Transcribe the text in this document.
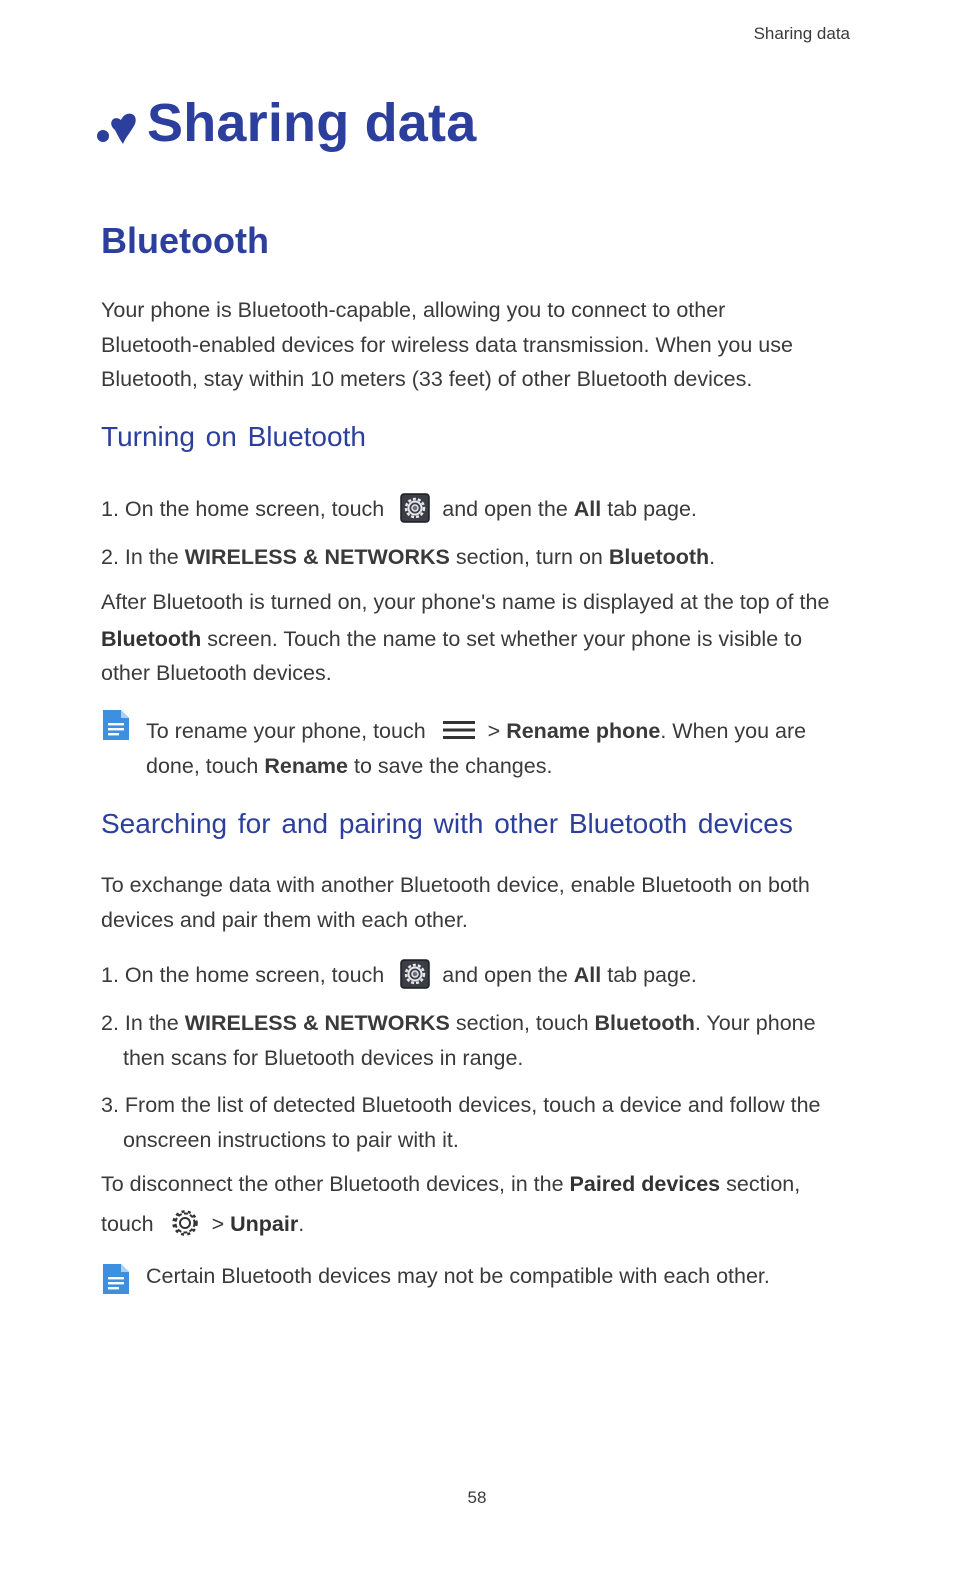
Sharing data
Sharing data
Bluetooth
Your phone is Bluetooth-capable, allowing you to connect to other
Bluetooth-enabled devices for wireless data transmission. When you use
Bluetooth, stay within 10 meters (33 feet) of other Bluetooth devices.
Turning on Bluetooth
1. On the home screen, touch	and open the All tab page.
2. In the WIRELESS & NETWORKS section, turn on Bluetooth.
After Bluetooth is turned on, your phone's name is displayed at the top of the
Bluetooth screen. Touch the name to set whether your phone is visible to
other Bluetooth devices.
To rename your phone, touch	> Rename phone. When you are
done, touch Rename to save the changes.
Searching for and pairing with other Bluetooth devices
To exchange data with another Bluetooth device, enable Bluetooth on both
devices and pair them with each other.
1. On the home screen, touch	and open the All tab page.
2. In the WIRELESS & NETWORKS section, touch Bluetooth. Your phone
then scans for Bluetooth devices in range.
3. From the list of detected Bluetooth devices, touch a device and follow the
onscreen instructions to pair with it.
To disconnect the other Bluetooth devices, in the Paired devices section,
touch	> Unpair.
Certain Bluetooth devices may not be compatible with each other.
58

• The task
Where a line in the entries holds "each", copy that line.

• Task response
devices and pair them with each other.
Certain Bluetooth devices may not be compatible with each other.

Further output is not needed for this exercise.